• **Your instructions**
Below are some records; reproduce every one of them exactly.

• **Exercise material**
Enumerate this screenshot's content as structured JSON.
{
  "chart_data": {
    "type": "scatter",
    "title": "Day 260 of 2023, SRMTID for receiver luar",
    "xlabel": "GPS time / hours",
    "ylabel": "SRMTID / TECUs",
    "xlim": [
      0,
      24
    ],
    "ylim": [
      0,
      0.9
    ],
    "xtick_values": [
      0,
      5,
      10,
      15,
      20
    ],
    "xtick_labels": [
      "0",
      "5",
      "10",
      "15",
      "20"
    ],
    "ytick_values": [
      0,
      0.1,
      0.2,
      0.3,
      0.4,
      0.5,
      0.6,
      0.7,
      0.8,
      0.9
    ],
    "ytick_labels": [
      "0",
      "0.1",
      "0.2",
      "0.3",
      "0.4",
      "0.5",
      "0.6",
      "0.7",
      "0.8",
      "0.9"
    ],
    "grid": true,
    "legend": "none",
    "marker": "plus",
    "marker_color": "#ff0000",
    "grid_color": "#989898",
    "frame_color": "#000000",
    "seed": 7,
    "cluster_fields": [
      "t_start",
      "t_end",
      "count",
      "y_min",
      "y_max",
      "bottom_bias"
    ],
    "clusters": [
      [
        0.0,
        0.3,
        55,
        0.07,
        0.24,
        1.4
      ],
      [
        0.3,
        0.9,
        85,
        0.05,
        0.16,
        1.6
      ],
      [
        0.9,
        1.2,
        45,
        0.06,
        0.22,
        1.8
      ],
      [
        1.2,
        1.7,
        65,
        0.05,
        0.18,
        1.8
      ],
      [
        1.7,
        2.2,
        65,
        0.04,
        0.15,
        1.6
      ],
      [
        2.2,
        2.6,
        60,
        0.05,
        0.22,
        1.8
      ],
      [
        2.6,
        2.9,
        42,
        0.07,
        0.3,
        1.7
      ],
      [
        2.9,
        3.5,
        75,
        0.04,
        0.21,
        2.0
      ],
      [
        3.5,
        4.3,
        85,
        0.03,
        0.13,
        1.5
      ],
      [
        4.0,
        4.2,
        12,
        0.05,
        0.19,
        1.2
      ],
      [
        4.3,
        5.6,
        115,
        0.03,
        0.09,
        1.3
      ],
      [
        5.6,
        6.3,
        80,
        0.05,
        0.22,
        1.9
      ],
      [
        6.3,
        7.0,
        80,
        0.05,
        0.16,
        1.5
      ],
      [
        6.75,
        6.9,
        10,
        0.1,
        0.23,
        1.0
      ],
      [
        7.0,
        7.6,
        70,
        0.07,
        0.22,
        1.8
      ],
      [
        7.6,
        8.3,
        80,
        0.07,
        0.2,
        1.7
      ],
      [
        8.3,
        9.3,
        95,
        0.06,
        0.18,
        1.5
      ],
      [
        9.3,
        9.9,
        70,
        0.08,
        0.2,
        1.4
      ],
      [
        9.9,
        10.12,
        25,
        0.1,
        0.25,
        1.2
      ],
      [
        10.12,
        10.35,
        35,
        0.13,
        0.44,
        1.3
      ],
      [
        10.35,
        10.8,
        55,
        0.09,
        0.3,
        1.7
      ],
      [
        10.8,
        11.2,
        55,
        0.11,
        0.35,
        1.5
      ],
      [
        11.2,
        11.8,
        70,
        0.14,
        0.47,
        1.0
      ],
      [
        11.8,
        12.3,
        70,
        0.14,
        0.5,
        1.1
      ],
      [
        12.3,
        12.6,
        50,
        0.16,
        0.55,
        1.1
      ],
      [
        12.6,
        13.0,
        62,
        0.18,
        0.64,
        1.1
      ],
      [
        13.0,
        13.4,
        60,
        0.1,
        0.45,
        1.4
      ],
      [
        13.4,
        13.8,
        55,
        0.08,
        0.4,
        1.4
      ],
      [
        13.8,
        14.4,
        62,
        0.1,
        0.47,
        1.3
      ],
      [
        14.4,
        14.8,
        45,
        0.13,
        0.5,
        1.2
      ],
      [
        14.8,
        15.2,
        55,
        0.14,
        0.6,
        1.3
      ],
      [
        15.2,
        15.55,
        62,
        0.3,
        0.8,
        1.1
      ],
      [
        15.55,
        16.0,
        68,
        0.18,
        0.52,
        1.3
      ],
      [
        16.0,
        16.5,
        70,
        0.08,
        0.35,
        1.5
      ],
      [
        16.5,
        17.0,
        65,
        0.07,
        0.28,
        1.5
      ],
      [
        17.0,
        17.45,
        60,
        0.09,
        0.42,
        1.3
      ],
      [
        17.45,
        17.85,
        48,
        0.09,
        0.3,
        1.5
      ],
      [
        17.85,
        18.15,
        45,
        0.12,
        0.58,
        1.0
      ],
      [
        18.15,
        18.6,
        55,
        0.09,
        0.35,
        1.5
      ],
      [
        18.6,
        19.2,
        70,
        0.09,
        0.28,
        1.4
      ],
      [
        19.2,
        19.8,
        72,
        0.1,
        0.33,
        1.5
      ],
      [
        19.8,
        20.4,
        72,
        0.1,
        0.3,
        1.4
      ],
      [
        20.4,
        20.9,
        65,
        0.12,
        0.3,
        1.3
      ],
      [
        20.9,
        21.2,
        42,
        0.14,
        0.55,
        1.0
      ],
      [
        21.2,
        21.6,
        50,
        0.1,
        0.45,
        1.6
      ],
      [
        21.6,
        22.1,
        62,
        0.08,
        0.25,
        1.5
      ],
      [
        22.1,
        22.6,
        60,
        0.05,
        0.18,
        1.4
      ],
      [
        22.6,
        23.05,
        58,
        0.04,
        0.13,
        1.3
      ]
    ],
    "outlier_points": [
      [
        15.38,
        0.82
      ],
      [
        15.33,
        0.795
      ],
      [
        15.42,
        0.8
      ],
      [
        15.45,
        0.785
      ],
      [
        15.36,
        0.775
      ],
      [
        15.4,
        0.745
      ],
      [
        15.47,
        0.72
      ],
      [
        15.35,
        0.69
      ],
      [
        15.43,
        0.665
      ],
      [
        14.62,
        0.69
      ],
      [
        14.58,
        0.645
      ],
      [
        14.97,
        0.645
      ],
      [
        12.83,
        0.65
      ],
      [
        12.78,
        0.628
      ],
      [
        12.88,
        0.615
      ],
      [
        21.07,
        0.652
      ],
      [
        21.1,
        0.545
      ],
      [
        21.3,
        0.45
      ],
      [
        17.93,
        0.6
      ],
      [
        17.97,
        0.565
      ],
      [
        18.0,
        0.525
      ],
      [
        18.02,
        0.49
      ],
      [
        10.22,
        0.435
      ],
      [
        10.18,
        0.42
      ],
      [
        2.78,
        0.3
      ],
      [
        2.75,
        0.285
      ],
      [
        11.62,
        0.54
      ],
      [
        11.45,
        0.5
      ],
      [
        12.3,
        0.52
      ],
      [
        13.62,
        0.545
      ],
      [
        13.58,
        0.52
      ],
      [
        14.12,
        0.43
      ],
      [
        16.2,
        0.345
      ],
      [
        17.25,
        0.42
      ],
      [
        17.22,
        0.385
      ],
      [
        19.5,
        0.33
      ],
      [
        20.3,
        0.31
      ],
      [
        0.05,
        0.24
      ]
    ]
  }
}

• **Output for this exercise**
Enumerate this screenshot's content as structured JSON.
{
  "chart_data": {
    "type": "scatter",
    "title": "Day 260 of 2023, SRMTID for receiver luar",
    "xlabel": "GPS time / hours",
    "ylabel": "SRMTID / TECUs",
    "xlim": [
      0,
      24
    ],
    "ylim": [
      0,
      0.9
    ],
    "xtick_values": [
      0,
      5,
      10,
      15,
      20
    ],
    "xtick_labels": [
      "0",
      "5",
      "10",
      "15",
      "20"
    ],
    "ytick_values": [
      0,
      0.1,
      0.2,
      0.3,
      0.4,
      0.5,
      0.6,
      0.7,
      0.8,
      0.9
    ],
    "ytick_labels": [
      "0",
      "0.1",
      "0.2",
      "0.3",
      "0.4",
      "0.5",
      "0.6",
      "0.7",
      "0.8",
      "0.9"
    ],
    "grid": true,
    "legend": "none",
    "marker": "plus",
    "marker_color": "#ff0000",
    "grid_color": "#989898",
    "frame_color": "#000000",
    "seed": 7,
    "cluster_fields": [
      "t_start",
      "t_end",
      "count",
      "y_min",
      "y_max",
      "bottom_bias"
    ],
    "clusters": [
      [
        0.0,
        0.3,
        55,
        0.07,
        0.24,
        1.4
      ],
      [
        0.3,
        0.9,
        85,
        0.05,
        0.16,
        1.6
      ],
      [
        0.9,
        1.2,
        45,
        0.06,
        0.22,
        1.8
      ],
      [
        1.2,
        1.7,
        65,
        0.05,
        0.18,
        1.8
      ],
      [
        1.7,
        2.2,
        65,
        0.04,
        0.15,
        1.6
      ],
      [
        2.2,
        2.6,
        60,
        0.05,
        0.22,
        1.8
      ],
      [
        2.6,
        2.9,
        42,
        0.07,
        0.3,
        1.7
      ],
      [
        2.9,
        3.5,
        75,
        0.04,
        0.21,
        2.0
      ],
      [
        3.5,
        4.3,
        85,
        0.03,
        0.13,
        1.5
      ],
      [
        4.0,
        4.2,
        12,
        0.05,
        0.19,
        1.2
      ],
      [
        4.3,
        5.6,
        115,
        0.03,
        0.09,
        1.3
      ],
      [
        5.6,
        6.3,
        80,
        0.05,
        0.22,
        1.9
      ],
      [
        6.3,
        7.0,
        80,
        0.05,
        0.16,
        1.5
      ],
      [
        6.75,
        6.9,
        10,
        0.1,
        0.23,
        1.0
      ],
      [
        7.0,
        7.6,
        70,
        0.07,
        0.22,
        1.8
      ],
      [
        7.6,
        8.3,
        80,
        0.07,
        0.2,
        1.7
      ],
      [
        8.3,
        9.3,
        95,
        0.06,
        0.18,
        1.5
      ],
      [
        9.3,
        9.9,
        70,
        0.08,
        0.2,
        1.4
      ],
      [
        9.9,
        10.12,
        25,
        0.1,
        0.25,
        1.2
      ],
      [
        10.12,
        10.35,
        35,
        0.13,
        0.44,
        1.3
      ],
      [
        10.35,
        10.8,
        55,
        0.09,
        0.3,
        1.7
      ],
      [
        10.8,
        11.2,
        55,
        0.11,
        0.35,
        1.5
      ],
      [
        11.2,
        11.8,
        70,
        0.14,
        0.47,
        1.0
      ],
      [
        11.8,
        12.3,
        70,
        0.14,
        0.5,
        1.1
      ],
      [
        12.3,
        12.6,
        50,
        0.16,
        0.55,
        1.1
      ],
      [
        12.6,
        13.0,
        62,
        0.18,
        0.64,
        1.1
      ],
      [
        13.0,
        13.4,
        60,
        0.1,
        0.45,
        1.4
      ],
      [
        13.4,
        13.8,
        55,
        0.08,
        0.4,
        1.4
      ],
      [
        13.8,
        14.4,
        62,
        0.1,
        0.47,
        1.3
      ],
      [
        14.4,
        14.8,
        45,
        0.13,
        0.5,
        1.2
      ],
      [
        14.8,
        15.2,
        55,
        0.14,
        0.6,
        1.3
      ],
      [
        15.2,
        15.55,
        62,
        0.3,
        0.8,
        1.1
      ],
      [
        15.55,
        16.0,
        68,
        0.18,
        0.52,
        1.3
      ],
      [
        16.0,
        16.5,
        70,
        0.08,
        0.35,
        1.5
      ],
      [
        16.5,
        17.0,
        65,
        0.07,
        0.28,
        1.5
      ],
      [
        17.0,
        17.45,
        60,
        0.09,
        0.42,
        1.3
      ],
      [
        17.45,
        17.85,
        48,
        0.09,
        0.3,
        1.5
      ],
      [
        17.85,
        18.15,
        45,
        0.12,
        0.58,
        1.0
      ],
      [
        18.15,
        18.6,
        55,
        0.09,
        0.35,
        1.5
      ],
      [
        18.6,
        19.2,
        70,
        0.09,
        0.28,
        1.4
      ],
      [
        19.2,
        19.8,
        72,
        0.1,
        0.33,
        1.5
      ],
      [
        19.8,
        20.4,
        72,
        0.1,
        0.3,
        1.4
      ],
      [
        20.4,
        20.9,
        65,
        0.12,
        0.3,
        1.3
      ],
      [
        20.9,
        21.2,
        42,
        0.14,
        0.55,
        1.0
      ],
      [
        21.2,
        21.6,
        50,
        0.1,
        0.45,
        1.6
      ],
      [
        21.6,
        22.1,
        62,
        0.08,
        0.25,
        1.5
      ],
      [
        22.1,
        22.6,
        60,
        0.05,
        0.18,
        1.4
      ],
      [
        22.6,
        23.05,
        58,
        0.04,
        0.13,
        1.3
      ]
    ],
    "outlier_points": [
      [
        15.38,
        0.82
      ],
      [
        15.33,
        0.795
      ],
      [
        15.42,
        0.8
      ],
      [
        15.45,
        0.785
      ],
      [
        15.36,
        0.775
      ],
      [
        15.4,
        0.745
      ],
      [
        15.47,
        0.72
      ],
      [
        15.35,
        0.69
      ],
      [
        15.43,
        0.665
      ],
      [
        14.62,
        0.69
      ],
      [
        14.58,
        0.645
      ],
      [
        14.97,
        0.645
      ],
      [
        12.83,
        0.65
      ],
      [
        12.78,
        0.628
      ],
      [
        12.88,
        0.615
      ],
      [
        21.07,
        0.652
      ],
      [
        21.1,
        0.545
      ],
      [
        21.3,
        0.45
      ],
      [
        17.93,
        0.6
      ],
      [
        17.97,
        0.565
      ],
      [
        18.0,
        0.525
      ],
      [
        18.02,
        0.49
      ],
      [
        10.22,
        0.435
      ],
      [
        10.18,
        0.42
      ],
      [
        2.78,
        0.3
      ],
      [
        2.75,
        0.285
      ],
      [
        11.62,
        0.54
      ],
      [
        11.45,
        0.5
      ],
      [
        12.3,
        0.52
      ],
      [
        13.62,
        0.545
      ],
      [
        13.58,
        0.52
      ],
      [
        14.12,
        0.43
      ],
      [
        16.2,
        0.345
      ],
      [
        17.25,
        0.42
      ],
      [
        17.22,
        0.385
      ],
      [
        19.5,
        0.33
      ],
      [
        20.3,
        0.31
      ],
      [
        0.05,
        0.24
      ]
    ]
  }
}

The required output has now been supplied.